## GIVEN DATA
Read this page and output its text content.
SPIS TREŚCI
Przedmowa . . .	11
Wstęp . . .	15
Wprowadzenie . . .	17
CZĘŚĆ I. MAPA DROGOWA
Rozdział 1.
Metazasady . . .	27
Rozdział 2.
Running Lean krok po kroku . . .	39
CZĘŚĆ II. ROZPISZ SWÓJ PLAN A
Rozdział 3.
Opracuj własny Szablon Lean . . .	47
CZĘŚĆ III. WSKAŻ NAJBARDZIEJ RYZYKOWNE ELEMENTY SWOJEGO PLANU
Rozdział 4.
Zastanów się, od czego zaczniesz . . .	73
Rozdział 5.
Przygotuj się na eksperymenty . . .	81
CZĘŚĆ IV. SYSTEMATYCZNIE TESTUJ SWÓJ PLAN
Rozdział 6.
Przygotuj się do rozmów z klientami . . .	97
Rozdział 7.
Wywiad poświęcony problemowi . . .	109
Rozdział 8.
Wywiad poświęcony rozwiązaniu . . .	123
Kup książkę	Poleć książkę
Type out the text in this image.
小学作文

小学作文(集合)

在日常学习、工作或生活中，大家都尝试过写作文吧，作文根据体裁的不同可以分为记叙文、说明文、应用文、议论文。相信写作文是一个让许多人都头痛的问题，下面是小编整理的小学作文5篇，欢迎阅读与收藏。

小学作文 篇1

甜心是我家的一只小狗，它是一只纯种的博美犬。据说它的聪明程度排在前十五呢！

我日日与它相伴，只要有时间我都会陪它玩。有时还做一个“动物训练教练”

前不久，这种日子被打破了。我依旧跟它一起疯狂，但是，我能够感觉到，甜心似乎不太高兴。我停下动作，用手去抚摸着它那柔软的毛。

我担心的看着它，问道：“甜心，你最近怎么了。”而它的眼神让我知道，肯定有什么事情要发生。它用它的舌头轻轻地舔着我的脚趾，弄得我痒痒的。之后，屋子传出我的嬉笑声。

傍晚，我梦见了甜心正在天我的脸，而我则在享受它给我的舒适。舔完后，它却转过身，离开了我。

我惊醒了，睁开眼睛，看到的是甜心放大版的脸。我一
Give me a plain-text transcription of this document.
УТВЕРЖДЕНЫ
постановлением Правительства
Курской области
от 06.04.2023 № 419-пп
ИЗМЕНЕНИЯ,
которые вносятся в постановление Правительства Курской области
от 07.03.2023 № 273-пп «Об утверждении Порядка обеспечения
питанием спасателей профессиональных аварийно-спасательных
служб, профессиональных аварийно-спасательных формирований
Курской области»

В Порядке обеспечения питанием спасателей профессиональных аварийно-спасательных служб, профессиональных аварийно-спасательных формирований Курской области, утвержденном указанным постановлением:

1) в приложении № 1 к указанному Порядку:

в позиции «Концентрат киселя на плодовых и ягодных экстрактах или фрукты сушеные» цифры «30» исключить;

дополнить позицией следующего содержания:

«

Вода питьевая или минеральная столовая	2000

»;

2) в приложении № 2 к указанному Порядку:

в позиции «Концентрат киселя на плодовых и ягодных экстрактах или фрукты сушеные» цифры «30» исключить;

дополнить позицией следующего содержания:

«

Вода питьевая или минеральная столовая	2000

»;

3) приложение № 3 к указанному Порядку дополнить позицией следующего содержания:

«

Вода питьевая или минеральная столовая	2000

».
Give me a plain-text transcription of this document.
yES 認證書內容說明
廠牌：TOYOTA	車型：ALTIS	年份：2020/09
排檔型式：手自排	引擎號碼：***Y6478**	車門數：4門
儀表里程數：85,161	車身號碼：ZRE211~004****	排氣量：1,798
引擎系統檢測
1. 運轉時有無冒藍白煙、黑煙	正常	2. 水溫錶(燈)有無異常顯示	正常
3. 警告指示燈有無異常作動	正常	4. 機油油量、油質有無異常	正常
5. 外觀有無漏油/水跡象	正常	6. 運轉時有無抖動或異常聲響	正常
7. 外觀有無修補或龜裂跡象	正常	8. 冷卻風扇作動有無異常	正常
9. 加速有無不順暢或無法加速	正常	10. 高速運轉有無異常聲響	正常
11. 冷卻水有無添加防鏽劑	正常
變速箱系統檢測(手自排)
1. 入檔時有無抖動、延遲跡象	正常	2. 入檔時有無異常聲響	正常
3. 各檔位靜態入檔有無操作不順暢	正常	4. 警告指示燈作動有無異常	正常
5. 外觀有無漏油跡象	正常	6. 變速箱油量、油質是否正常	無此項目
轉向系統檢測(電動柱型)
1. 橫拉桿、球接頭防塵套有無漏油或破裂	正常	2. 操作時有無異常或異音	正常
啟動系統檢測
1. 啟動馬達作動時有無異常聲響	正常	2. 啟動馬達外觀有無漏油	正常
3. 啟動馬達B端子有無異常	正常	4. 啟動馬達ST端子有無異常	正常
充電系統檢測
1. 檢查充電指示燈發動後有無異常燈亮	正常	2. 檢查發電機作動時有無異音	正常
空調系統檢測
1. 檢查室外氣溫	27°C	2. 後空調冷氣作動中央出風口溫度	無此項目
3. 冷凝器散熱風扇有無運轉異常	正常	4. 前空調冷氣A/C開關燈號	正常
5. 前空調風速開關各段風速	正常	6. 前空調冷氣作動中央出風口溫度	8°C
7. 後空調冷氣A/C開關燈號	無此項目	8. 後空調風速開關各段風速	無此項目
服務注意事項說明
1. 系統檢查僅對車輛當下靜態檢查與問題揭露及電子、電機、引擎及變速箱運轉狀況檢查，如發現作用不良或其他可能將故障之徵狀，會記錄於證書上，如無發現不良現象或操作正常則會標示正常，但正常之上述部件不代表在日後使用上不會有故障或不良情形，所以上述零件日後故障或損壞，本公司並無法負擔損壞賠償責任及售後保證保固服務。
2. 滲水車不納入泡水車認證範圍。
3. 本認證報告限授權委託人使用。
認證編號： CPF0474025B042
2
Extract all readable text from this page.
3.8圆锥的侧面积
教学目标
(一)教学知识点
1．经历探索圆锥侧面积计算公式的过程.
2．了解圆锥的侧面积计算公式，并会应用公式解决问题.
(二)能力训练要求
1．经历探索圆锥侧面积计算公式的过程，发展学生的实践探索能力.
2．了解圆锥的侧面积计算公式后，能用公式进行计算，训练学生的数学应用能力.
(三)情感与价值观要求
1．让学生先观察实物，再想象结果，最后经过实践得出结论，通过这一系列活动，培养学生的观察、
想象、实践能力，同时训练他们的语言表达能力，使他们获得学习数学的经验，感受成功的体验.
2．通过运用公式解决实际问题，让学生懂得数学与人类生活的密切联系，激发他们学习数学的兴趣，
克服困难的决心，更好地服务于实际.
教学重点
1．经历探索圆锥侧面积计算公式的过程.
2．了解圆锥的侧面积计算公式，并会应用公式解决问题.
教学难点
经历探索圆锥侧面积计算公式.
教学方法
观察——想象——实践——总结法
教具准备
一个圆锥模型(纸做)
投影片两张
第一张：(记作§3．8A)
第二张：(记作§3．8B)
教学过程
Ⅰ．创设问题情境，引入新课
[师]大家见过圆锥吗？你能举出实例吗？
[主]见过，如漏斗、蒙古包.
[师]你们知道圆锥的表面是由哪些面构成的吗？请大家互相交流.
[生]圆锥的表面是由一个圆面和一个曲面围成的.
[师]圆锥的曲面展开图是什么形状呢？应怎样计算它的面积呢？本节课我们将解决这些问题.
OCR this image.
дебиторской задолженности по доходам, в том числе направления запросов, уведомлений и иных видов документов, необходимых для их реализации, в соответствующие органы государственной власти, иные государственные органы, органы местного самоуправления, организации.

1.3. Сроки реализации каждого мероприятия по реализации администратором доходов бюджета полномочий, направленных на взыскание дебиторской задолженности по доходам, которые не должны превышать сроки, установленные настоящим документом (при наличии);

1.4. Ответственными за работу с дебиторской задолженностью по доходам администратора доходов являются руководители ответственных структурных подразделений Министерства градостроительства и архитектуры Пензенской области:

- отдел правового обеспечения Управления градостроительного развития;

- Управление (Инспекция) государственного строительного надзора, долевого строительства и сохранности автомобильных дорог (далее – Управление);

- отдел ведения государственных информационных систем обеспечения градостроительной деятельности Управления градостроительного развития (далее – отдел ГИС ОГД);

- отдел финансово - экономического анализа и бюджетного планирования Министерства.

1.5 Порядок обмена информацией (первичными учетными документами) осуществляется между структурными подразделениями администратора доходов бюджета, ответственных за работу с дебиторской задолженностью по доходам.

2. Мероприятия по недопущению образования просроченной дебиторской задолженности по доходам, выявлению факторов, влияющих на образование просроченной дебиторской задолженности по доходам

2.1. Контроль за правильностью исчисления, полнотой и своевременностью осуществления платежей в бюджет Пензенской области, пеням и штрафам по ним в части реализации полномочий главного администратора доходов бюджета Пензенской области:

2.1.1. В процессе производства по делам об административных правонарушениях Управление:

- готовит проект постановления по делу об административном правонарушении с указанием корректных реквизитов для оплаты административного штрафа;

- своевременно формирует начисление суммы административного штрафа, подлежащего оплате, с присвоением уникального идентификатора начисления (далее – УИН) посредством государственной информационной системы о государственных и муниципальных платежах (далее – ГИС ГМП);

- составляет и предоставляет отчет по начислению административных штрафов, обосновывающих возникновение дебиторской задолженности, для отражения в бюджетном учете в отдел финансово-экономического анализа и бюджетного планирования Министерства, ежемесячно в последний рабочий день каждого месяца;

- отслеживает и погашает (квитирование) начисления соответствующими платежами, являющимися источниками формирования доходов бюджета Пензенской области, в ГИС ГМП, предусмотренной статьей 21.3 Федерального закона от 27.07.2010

## WHAT YOU NEED TO DO
Copy all lines from the material that contain "градостроительного".

## WRITTEN RESPONSE
- отдел правового обеспечения Управления градостроительного развития;
- отдел ведения государственных информационных систем обеспечения градостроительной деятельности Управления градостроительного развития (далее – отдел ГИС ОГД);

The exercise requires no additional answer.